What is needed: Collect every line in the records below that contains the word "Backgrounds".

Figure contents as structured data:
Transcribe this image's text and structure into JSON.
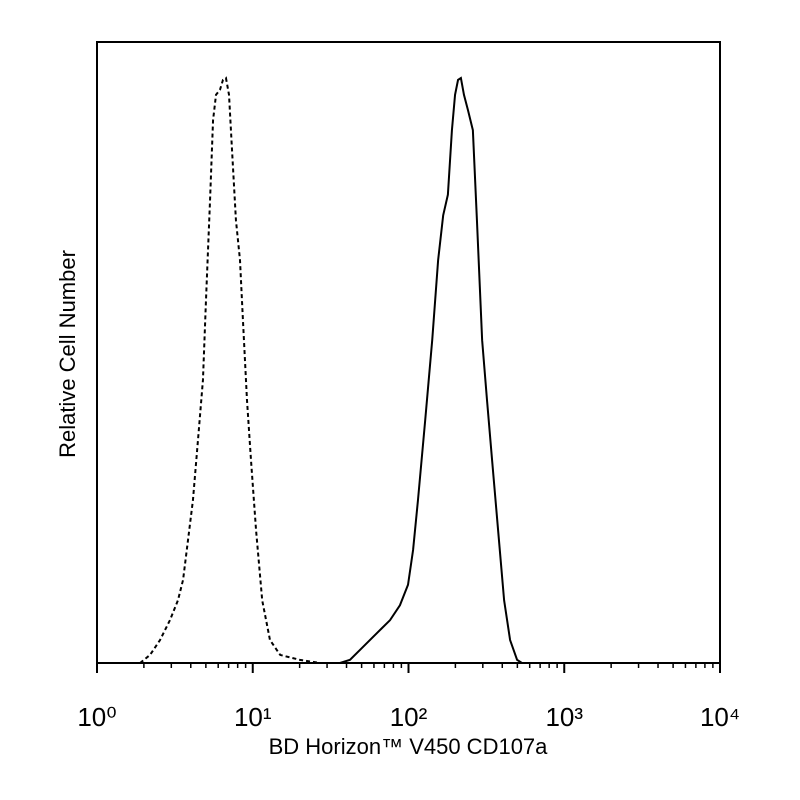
{
  "chart_data": {
    "type": "line",
    "xlabel": "BD Horizon™ V450 CD107a",
    "ylabel": "Relative Cell Number",
    "xscale": "log",
    "xlim": [
      1,
      10000
    ],
    "ylim": [
      0,
      100
    ],
    "xticks": [
      {
        "value": 1,
        "label": "10⁰"
      },
      {
        "value": 10,
        "label": "10¹"
      },
      {
        "value": 100,
        "label": "10²"
      },
      {
        "value": 1000,
        "label": "10³"
      },
      {
        "value": 10000,
        "label": "10⁴"
      }
    ],
    "xminorticks": [
      2,
      3,
      4,
      5,
      6,
      7,
      8,
      9,
      20,
      30,
      40,
      50,
      60,
      70,
      80,
      90,
      200,
      300,
      400,
      500,
      600,
      700,
      800,
      900,
      2000,
      3000,
      4000,
      5000,
      6000,
      7000,
      8000,
      9000
    ],
    "series": [
      {
        "color": "#000000",
        "dashed": true,
        "x": [
          1.89,
          2.19,
          2.54,
          2.94,
          3.31,
          3.57,
          3.84,
          4.13,
          4.45,
          4.79,
          5.01,
          5.32,
          5.56,
          5.81,
          6.16,
          6.44,
          6.73,
          7.04,
          7.36,
          7.8,
          8.28,
          8.65,
          9.18,
          9.74,
          10.5,
          11.5,
          12.9,
          15.0,
          20.1,
          27.0,
          10000
        ],
        "values": [
          0,
          1.3,
          3.7,
          6.9,
          10.1,
          13.4,
          19.8,
          26.2,
          35.9,
          45.6,
          58.5,
          74.6,
          87.4,
          91.5,
          92.3,
          93.9,
          94.2,
          91.5,
          82.6,
          71.3,
          64.9,
          55.2,
          42.4,
          32.7,
          21.4,
          10.1,
          3.7,
          1.3,
          0.5,
          0,
          0
        ]
      },
      {
        "color": "#000000",
        "dashed": false,
        "x": [
          1,
          36.3,
          42.1,
          48.8,
          60.9,
          76.1,
          88.1,
          99.3,
          107,
          115,
          128,
          142,
          155,
          167,
          179,
          190,
          199,
          208,
          217,
          227,
          241,
          259,
          275,
          297,
          319,
          344,
          376,
          411,
          449,
          498,
          535,
          10000
        ],
        "values": [
          0,
          0,
          0.5,
          2.1,
          4.5,
          6.9,
          9.3,
          12.6,
          18.2,
          26.2,
          39.1,
          52.0,
          64.9,
          72.1,
          75.4,
          85.8,
          91.5,
          93.9,
          94.2,
          91.5,
          89.0,
          85.8,
          71.3,
          52.0,
          42.4,
          32.7,
          21.4,
          10.1,
          3.7,
          0.5,
          0,
          0
        ]
      }
    ]
  }
}
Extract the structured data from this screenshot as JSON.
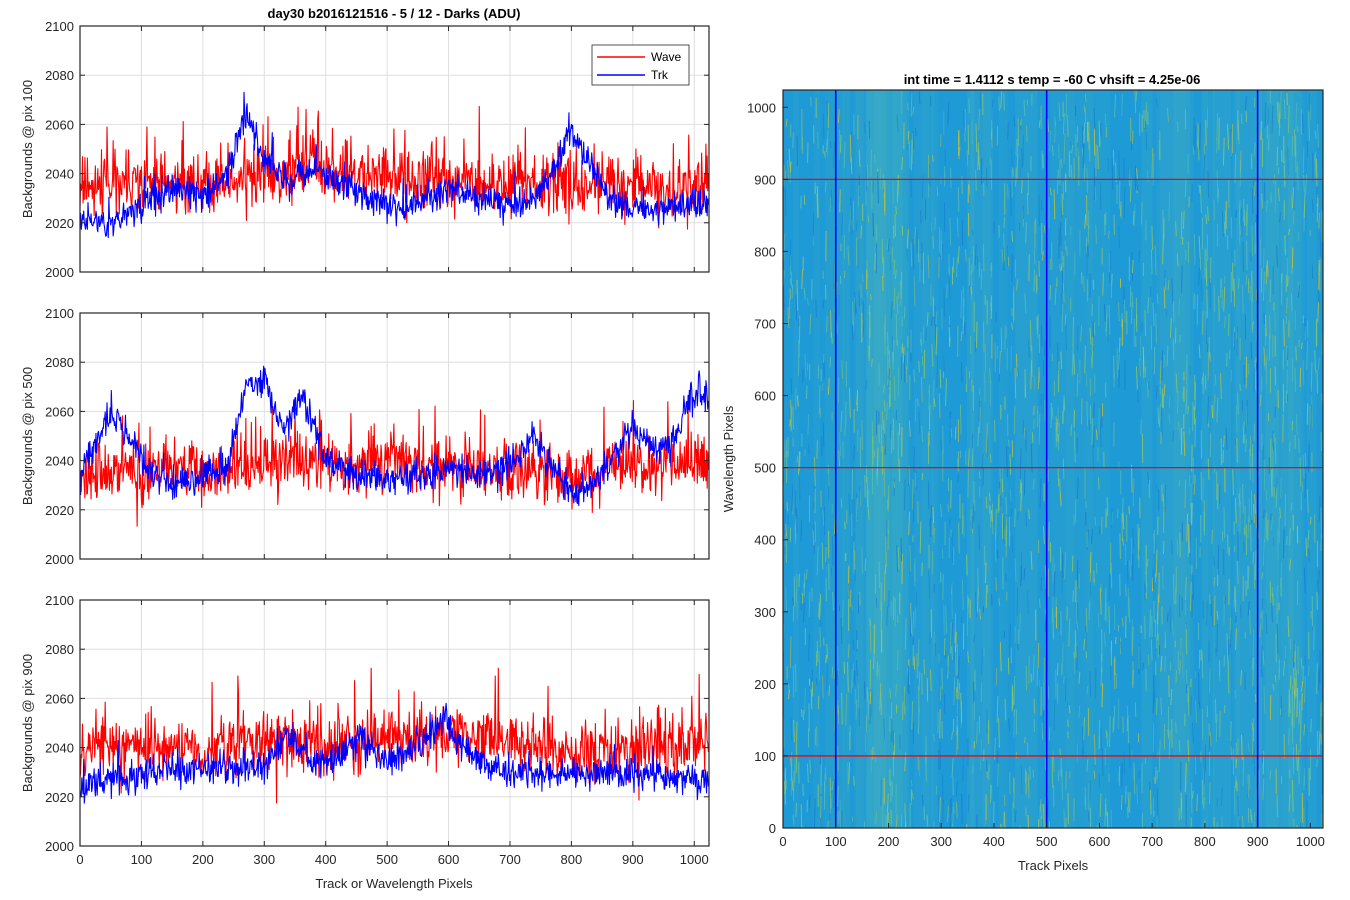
{
  "chart_data": [
    {
      "type": "line",
      "title": "day30 b2016121516 - 5 / 12 - Darks (ADU)",
      "xlabel": "",
      "ylabel": "Backgrounds @ pix 100",
      "xlim": [
        0,
        1024
      ],
      "ylim": [
        2000,
        2100
      ],
      "x_ticks": [
        "0",
        "100",
        "200",
        "300",
        "400",
        "500",
        "600",
        "700",
        "800",
        "900",
        "1000"
      ],
      "y_ticks": [
        "2000",
        "2020",
        "2040",
        "2060",
        "2080",
        "2100"
      ],
      "grid": true,
      "legend": {
        "placement": "top-right"
      },
      "x_count": 1024,
      "series": [
        {
          "name": "Wave",
          "color": "#ff0000",
          "baseline": 2035,
          "noise": 9,
          "spike_rate": 0.06,
          "spike_amp": 22,
          "seed": 11,
          "anchors": [
            [
              0,
              2034
            ],
            [
              150,
              2036
            ],
            [
              300,
              2038
            ],
            [
              380,
              2042
            ],
            [
              500,
              2038
            ],
            [
              650,
              2036
            ],
            [
              800,
              2035
            ],
            [
              1024,
              2036
            ]
          ]
        },
        {
          "name": "Trk",
          "color": "#0000ff",
          "baseline": 2030,
          "noise": 5,
          "spike_rate": 0.02,
          "spike_amp": 10,
          "seed": 23,
          "anchors": [
            [
              0,
              2022
            ],
            [
              40,
              2020
            ],
            [
              80,
              2024
            ],
            [
              120,
              2030
            ],
            [
              160,
              2034
            ],
            [
              200,
              2030
            ],
            [
              240,
              2040
            ],
            [
              270,
              2066
            ],
            [
              300,
              2046
            ],
            [
              340,
              2036
            ],
            [
              380,
              2044
            ],
            [
              420,
              2036
            ],
            [
              470,
              2030
            ],
            [
              520,
              2026
            ],
            [
              560,
              2030
            ],
            [
              600,
              2034
            ],
            [
              650,
              2030
            ],
            [
              700,
              2026
            ],
            [
              740,
              2030
            ],
            [
              780,
              2046
            ],
            [
              800,
              2058
            ],
            [
              830,
              2044
            ],
            [
              860,
              2030
            ],
            [
              900,
              2026
            ],
            [
              950,
              2026
            ],
            [
              1024,
              2028
            ]
          ]
        }
      ]
    },
    {
      "type": "line",
      "title": "",
      "xlabel": "",
      "ylabel": "Backgrounds @ pix 500",
      "xlim": [
        0,
        1024
      ],
      "ylim": [
        2000,
        2100
      ],
      "x_ticks": [
        "0",
        "100",
        "200",
        "300",
        "400",
        "500",
        "600",
        "700",
        "800",
        "900",
        "1000"
      ],
      "y_ticks": [
        "2000",
        "2020",
        "2040",
        "2060",
        "2080",
        "2100"
      ],
      "grid": true,
      "x_count": 1024,
      "series": [
        {
          "name": "Wave",
          "color": "#ff0000",
          "baseline": 2036,
          "noise": 9,
          "spike_rate": 0.06,
          "spike_amp": 22,
          "seed": 37,
          "anchors": [
            [
              0,
              2034
            ],
            [
              200,
              2036
            ],
            [
              400,
              2040
            ],
            [
              600,
              2038
            ],
            [
              800,
              2034
            ],
            [
              1024,
              2040
            ]
          ]
        },
        {
          "name": "Trk",
          "color": "#0000ff",
          "baseline": 2034,
          "noise": 5,
          "spike_rate": 0.02,
          "spike_amp": 10,
          "seed": 41,
          "anchors": [
            [
              0,
              2032
            ],
            [
              20,
              2046
            ],
            [
              50,
              2060
            ],
            [
              80,
              2050
            ],
            [
              110,
              2036
            ],
            [
              150,
              2030
            ],
            [
              200,
              2034
            ],
            [
              240,
              2038
            ],
            [
              270,
              2070
            ],
            [
              300,
              2072
            ],
            [
              330,
              2052
            ],
            [
              360,
              2066
            ],
            [
              400,
              2042
            ],
            [
              450,
              2034
            ],
            [
              500,
              2032
            ],
            [
              560,
              2034
            ],
            [
              600,
              2036
            ],
            [
              650,
              2034
            ],
            [
              700,
              2038
            ],
            [
              740,
              2050
            ],
            [
              770,
              2036
            ],
            [
              800,
              2026
            ],
            [
              840,
              2032
            ],
            [
              870,
              2042
            ],
            [
              900,
              2054
            ],
            [
              940,
              2044
            ],
            [
              970,
              2050
            ],
            [
              1000,
              2068
            ],
            [
              1024,
              2064
            ]
          ]
        }
      ]
    },
    {
      "type": "line",
      "title": "",
      "xlabel": "Track or Wavelength Pixels",
      "ylabel": "Backgrounds @ pix 900",
      "xlim": [
        0,
        1024
      ],
      "ylim": [
        2000,
        2100
      ],
      "x_ticks": [
        "0",
        "100",
        "200",
        "300",
        "400",
        "500",
        "600",
        "700",
        "800",
        "900",
        "1000"
      ],
      "y_ticks": [
        "2000",
        "2020",
        "2040",
        "2060",
        "2080",
        "2100"
      ],
      "grid": true,
      "x_count": 1024,
      "series": [
        {
          "name": "Wave",
          "color": "#ff0000",
          "baseline": 2040,
          "noise": 9,
          "spike_rate": 0.06,
          "spike_amp": 22,
          "seed": 53,
          "anchors": [
            [
              0,
              2040
            ],
            [
              200,
              2040
            ],
            [
              400,
              2042
            ],
            [
              600,
              2046
            ],
            [
              800,
              2038
            ],
            [
              1024,
              2042
            ]
          ]
        },
        {
          "name": "Trk",
          "color": "#0000ff",
          "baseline": 2030,
          "noise": 5,
          "spike_rate": 0.02,
          "spike_amp": 10,
          "seed": 67,
          "anchors": [
            [
              0,
              2024
            ],
            [
              100,
              2030
            ],
            [
              200,
              2032
            ],
            [
              300,
              2032
            ],
            [
              340,
              2046
            ],
            [
              380,
              2034
            ],
            [
              420,
              2036
            ],
            [
              460,
              2044
            ],
            [
              500,
              2034
            ],
            [
              560,
              2042
            ],
            [
              590,
              2052
            ],
            [
              620,
              2040
            ],
            [
              660,
              2034
            ],
            [
              700,
              2030
            ],
            [
              800,
              2030
            ],
            [
              900,
              2030
            ],
            [
              1024,
              2026
            ]
          ]
        }
      ]
    },
    {
      "type": "heatmap",
      "title": "int time = 1.4112 s    temp = -60 C    vhsift = 4.25e-06",
      "xlabel": "Track Pixels",
      "ylabel": "Wavelength Pixels",
      "xlim": [
        0,
        1024
      ],
      "ylim": [
        0,
        1024
      ],
      "x_ticks": [
        "0",
        "100",
        "200",
        "300",
        "400",
        "500",
        "600",
        "700",
        "800",
        "900",
        "1000"
      ],
      "y_ticks": [
        "0",
        "100",
        "200",
        "300",
        "400",
        "500",
        "600",
        "700",
        "800",
        "900",
        "1000"
      ],
      "colormap": "parula",
      "base_color": "#1e9ad6",
      "streak_colors": [
        "#5cc0b4",
        "#8cc76a",
        "#c2c23a",
        "#177fcf"
      ],
      "vertical_lines": {
        "color": "#0000ff",
        "values": [
          100,
          500,
          900
        ]
      },
      "horizontal_lines": {
        "color": "#ff0000",
        "values": [
          100,
          500,
          900
        ]
      }
    }
  ]
}
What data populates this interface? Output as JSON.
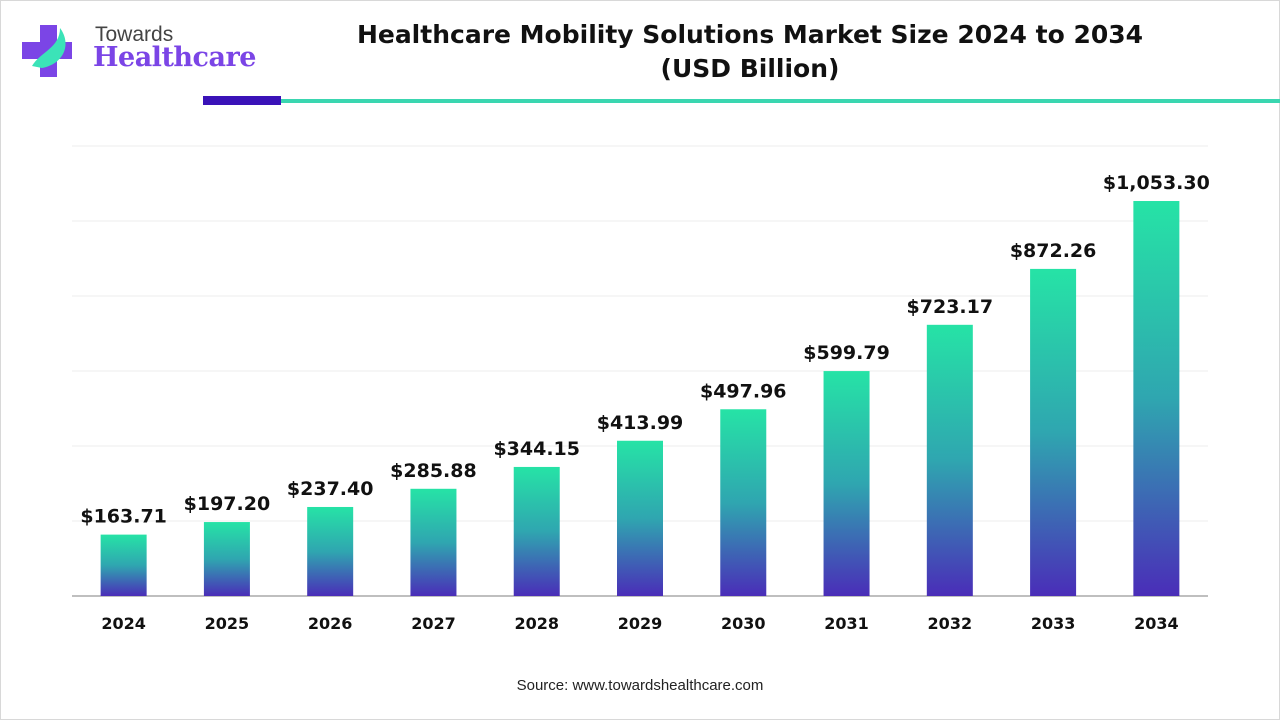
{
  "logo": {
    "top": "Towards",
    "main": "Healthcare"
  },
  "source": "Source: www.towardshealthcare.com",
  "colors": {
    "bar_top": "#26e3a6",
    "bar_bottom": "#4a2db8",
    "accent_dark": "#3a12b8",
    "accent_teal": "#3ad6b0"
  },
  "chart_data": {
    "type": "bar",
    "title": "Healthcare Mobility Solutions Market Size 2024 to 2034 (USD Billion)",
    "title_lines": [
      "Healthcare Mobility Solutions Market Size 2024 to 2034",
      "(USD Billion)"
    ],
    "categories": [
      "2024",
      "2025",
      "2026",
      "2027",
      "2028",
      "2029",
      "2030",
      "2031",
      "2032",
      "2033",
      "2034"
    ],
    "values": [
      163.71,
      197.2,
      237.4,
      285.88,
      344.15,
      413.99,
      497.96,
      599.79,
      723.17,
      872.26,
      1053.3
    ],
    "data_labels": [
      "$163.71",
      "$197.20",
      "$237.40",
      "$285.88",
      "$344.15",
      "$413.99",
      "$497.96",
      "$599.79",
      "$723.17",
      "$872.26",
      "$1,053.30"
    ],
    "ylim": [
      0,
      1200
    ],
    "grid": true,
    "xlabel": "",
    "ylabel": ""
  }
}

Response to this exercise:
      "ylabel": "Backgrounds @ pix 100",
      "ylabel": "Backgrounds @ pix 500",
      "ylabel": "Backgrounds @ pix 900",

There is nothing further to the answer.